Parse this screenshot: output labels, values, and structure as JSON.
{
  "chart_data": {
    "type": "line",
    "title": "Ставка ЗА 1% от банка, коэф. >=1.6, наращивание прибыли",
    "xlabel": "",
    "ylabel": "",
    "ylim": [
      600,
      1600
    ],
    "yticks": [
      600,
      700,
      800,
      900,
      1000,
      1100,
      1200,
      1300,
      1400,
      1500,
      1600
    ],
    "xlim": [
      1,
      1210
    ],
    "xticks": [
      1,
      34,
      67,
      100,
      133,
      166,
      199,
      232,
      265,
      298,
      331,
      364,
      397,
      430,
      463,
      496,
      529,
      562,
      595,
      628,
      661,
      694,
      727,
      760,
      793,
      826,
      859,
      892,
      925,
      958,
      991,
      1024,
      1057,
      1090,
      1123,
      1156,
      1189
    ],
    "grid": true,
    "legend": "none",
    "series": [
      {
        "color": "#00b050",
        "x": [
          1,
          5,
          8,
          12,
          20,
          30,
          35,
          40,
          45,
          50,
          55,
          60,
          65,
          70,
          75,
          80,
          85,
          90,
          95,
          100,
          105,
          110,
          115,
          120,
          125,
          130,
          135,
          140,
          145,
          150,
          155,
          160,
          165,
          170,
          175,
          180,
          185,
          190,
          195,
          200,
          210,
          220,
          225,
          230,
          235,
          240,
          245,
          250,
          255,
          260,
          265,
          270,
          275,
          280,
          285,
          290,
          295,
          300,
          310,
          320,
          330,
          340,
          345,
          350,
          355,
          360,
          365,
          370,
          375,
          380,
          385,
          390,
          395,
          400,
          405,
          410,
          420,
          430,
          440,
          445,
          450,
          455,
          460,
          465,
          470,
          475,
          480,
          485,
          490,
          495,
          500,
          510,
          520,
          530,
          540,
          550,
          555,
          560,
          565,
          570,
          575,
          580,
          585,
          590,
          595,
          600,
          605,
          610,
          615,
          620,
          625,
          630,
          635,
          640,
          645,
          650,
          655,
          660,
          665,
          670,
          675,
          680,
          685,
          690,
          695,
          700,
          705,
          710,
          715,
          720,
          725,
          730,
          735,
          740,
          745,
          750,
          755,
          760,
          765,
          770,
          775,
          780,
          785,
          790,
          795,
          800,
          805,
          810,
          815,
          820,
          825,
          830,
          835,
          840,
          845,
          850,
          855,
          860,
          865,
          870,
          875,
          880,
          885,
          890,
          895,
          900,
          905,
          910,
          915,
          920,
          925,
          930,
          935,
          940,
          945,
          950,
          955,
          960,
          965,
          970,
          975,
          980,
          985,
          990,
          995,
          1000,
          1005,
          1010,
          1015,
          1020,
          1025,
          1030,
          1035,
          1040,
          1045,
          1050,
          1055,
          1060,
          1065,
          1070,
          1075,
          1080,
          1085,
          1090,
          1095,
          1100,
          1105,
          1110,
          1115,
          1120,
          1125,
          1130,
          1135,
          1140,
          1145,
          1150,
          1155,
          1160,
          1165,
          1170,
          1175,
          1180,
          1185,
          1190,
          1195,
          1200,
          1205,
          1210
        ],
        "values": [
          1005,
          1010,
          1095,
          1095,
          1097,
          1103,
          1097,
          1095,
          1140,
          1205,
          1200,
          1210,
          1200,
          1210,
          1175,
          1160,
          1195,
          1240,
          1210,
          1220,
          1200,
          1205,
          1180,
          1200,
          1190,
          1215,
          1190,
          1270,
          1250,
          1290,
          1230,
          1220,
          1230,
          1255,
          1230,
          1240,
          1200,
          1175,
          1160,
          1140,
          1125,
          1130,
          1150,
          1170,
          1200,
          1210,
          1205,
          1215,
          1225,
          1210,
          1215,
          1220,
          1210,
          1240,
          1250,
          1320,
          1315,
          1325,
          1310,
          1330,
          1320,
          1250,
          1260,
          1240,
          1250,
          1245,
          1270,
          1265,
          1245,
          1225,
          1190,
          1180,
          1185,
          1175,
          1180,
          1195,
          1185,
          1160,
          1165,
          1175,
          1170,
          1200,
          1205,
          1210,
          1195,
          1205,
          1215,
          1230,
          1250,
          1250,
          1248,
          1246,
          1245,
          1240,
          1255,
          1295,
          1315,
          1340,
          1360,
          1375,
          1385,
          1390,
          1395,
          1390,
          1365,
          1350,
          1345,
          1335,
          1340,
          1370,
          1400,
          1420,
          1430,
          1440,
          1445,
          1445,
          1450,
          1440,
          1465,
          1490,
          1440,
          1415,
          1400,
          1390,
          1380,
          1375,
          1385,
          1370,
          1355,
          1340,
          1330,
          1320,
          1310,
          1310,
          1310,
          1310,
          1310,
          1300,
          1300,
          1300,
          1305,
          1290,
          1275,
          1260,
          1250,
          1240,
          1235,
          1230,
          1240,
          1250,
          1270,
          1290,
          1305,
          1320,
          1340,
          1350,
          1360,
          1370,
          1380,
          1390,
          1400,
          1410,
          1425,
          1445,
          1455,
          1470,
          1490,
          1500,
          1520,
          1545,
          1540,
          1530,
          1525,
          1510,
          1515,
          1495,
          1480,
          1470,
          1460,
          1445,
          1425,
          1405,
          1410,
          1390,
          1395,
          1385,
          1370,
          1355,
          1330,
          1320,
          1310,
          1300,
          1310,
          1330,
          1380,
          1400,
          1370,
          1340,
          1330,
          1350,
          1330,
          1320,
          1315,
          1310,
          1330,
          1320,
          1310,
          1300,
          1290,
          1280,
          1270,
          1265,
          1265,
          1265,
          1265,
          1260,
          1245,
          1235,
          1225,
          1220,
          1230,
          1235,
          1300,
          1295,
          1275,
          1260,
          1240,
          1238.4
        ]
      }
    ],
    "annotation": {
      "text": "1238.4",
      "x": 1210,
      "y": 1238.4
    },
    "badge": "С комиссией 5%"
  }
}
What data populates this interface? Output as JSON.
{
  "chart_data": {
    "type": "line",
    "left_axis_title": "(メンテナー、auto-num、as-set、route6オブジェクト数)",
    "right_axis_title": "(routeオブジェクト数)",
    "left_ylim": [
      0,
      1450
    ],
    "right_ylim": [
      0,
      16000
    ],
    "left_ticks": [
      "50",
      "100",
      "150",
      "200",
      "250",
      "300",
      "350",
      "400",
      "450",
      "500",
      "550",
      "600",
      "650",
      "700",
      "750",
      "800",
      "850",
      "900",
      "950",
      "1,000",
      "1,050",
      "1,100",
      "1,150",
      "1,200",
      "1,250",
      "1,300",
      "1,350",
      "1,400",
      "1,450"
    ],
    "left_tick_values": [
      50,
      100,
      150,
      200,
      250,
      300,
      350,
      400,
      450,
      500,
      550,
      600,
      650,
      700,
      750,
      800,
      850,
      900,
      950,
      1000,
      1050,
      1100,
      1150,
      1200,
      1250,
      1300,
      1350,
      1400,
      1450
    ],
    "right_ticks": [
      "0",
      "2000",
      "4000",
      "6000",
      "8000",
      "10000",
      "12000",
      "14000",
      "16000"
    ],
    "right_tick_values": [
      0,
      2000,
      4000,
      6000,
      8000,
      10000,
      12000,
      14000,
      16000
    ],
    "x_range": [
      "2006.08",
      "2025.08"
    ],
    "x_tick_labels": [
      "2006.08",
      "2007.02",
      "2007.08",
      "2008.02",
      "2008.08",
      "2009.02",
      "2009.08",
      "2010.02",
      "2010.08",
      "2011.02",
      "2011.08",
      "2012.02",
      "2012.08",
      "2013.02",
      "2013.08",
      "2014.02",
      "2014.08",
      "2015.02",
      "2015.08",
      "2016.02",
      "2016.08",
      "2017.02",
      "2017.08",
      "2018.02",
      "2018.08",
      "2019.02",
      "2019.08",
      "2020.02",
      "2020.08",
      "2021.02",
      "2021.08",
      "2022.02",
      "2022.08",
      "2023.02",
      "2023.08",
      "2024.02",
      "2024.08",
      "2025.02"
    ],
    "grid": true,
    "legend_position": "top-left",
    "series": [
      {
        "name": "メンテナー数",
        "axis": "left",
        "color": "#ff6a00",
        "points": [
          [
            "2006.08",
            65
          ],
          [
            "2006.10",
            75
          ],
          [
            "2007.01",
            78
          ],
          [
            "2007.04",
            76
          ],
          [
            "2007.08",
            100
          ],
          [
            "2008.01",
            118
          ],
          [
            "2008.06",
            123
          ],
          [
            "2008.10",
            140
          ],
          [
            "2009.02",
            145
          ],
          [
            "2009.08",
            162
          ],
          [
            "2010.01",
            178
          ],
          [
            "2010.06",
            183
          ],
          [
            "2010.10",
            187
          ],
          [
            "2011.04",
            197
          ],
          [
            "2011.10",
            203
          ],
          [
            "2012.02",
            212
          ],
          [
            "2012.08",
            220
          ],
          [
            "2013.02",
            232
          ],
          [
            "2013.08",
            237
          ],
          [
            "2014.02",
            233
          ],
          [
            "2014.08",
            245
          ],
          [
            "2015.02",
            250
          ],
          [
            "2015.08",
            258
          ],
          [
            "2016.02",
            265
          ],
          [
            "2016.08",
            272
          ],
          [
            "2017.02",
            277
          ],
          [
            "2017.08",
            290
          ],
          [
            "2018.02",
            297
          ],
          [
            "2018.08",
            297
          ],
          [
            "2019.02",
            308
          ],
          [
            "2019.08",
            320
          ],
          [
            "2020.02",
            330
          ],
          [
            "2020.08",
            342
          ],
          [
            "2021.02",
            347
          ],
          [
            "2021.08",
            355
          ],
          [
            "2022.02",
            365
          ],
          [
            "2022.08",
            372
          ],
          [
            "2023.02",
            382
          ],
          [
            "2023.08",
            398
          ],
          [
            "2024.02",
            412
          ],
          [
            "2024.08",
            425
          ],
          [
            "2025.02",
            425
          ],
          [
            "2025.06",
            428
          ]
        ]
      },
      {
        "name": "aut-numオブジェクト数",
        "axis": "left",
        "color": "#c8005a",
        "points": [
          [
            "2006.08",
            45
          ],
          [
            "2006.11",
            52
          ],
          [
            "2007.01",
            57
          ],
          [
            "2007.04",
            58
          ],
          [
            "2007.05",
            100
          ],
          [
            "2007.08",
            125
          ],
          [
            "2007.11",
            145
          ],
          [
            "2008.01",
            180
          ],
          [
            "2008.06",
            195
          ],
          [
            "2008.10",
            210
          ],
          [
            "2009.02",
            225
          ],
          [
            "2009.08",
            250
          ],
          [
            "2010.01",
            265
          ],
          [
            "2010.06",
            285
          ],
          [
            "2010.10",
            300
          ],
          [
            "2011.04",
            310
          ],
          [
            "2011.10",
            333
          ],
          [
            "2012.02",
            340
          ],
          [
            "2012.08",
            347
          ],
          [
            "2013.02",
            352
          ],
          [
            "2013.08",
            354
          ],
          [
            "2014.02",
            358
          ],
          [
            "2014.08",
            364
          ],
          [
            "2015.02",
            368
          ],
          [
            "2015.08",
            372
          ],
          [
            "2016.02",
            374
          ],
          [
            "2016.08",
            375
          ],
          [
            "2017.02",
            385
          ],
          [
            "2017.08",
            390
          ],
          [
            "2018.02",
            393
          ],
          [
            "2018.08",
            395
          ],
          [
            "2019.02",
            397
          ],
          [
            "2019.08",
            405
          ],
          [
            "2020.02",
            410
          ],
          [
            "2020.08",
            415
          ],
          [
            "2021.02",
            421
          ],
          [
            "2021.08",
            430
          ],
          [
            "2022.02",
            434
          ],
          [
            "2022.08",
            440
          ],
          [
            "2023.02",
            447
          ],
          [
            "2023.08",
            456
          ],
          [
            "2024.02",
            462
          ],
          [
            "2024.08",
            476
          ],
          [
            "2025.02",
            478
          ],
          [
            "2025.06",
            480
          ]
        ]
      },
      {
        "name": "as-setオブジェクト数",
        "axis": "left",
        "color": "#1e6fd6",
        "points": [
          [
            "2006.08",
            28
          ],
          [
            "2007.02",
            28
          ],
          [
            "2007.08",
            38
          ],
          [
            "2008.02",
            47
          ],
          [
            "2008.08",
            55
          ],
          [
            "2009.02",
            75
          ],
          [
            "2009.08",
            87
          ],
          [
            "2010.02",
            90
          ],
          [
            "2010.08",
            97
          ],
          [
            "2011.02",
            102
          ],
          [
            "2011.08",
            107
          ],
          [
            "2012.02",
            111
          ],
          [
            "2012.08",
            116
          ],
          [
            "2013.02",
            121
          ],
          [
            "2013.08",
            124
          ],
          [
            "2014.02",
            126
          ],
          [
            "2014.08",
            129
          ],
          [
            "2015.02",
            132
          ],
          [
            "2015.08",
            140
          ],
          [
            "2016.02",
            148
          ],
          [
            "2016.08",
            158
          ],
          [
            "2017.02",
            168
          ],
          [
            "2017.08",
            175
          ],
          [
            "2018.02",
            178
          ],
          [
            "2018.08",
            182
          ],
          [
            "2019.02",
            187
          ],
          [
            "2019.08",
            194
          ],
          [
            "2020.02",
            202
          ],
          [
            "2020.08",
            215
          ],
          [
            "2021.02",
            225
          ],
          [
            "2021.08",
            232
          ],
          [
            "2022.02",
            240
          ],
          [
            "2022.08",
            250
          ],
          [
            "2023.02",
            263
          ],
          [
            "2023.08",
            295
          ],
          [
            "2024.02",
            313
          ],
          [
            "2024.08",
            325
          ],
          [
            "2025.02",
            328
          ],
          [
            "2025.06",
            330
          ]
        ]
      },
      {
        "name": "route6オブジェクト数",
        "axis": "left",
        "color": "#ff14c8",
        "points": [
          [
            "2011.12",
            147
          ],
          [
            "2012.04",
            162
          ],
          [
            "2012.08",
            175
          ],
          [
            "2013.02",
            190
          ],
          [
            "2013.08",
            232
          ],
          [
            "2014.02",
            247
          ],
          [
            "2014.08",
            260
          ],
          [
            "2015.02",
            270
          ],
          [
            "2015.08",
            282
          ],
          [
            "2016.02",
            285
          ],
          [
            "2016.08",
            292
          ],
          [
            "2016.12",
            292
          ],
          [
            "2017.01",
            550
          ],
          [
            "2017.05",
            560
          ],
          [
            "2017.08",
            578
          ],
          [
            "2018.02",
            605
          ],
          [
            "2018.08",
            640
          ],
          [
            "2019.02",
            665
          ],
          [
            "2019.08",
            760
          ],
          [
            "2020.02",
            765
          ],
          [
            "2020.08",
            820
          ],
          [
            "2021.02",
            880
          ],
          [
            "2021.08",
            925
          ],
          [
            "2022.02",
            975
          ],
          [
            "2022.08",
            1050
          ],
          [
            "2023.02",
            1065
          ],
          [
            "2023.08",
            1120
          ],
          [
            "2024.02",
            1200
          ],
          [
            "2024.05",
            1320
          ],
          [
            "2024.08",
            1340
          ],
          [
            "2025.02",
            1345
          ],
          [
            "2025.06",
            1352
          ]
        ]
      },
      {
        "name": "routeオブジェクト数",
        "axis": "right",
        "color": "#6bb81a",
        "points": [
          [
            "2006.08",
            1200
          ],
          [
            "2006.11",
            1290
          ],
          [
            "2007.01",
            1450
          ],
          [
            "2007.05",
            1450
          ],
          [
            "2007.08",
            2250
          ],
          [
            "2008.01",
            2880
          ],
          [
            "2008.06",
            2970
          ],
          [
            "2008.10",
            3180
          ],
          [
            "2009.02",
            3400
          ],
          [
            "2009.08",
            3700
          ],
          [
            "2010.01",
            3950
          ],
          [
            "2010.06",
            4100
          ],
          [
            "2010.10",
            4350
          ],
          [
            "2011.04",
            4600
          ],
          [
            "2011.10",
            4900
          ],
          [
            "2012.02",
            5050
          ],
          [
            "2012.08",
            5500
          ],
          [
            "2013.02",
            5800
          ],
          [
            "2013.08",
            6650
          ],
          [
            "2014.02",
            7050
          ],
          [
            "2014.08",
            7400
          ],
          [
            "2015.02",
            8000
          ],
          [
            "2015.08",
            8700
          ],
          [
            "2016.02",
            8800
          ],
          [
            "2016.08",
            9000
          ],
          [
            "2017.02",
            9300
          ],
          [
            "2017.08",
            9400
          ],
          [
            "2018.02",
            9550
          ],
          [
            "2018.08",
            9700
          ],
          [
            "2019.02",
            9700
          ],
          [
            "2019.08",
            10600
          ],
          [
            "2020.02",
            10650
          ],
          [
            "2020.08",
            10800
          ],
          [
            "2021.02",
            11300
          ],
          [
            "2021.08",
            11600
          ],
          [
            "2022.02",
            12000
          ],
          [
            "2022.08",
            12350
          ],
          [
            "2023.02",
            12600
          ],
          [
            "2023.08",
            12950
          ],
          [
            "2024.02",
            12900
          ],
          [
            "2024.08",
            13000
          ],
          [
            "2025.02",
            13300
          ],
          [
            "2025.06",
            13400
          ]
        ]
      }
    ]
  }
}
○ ○ ○ ○ ○
### Prompt
Pull every line containing "color" out of the data above.

### Solved problem
        "color": "#00b050",
        "color": "#ff6a00",
        "color": "#c8005a",
        "color": "#1e6fd6",
        "color": "#ff14c8",
        "color": "#6bb81a",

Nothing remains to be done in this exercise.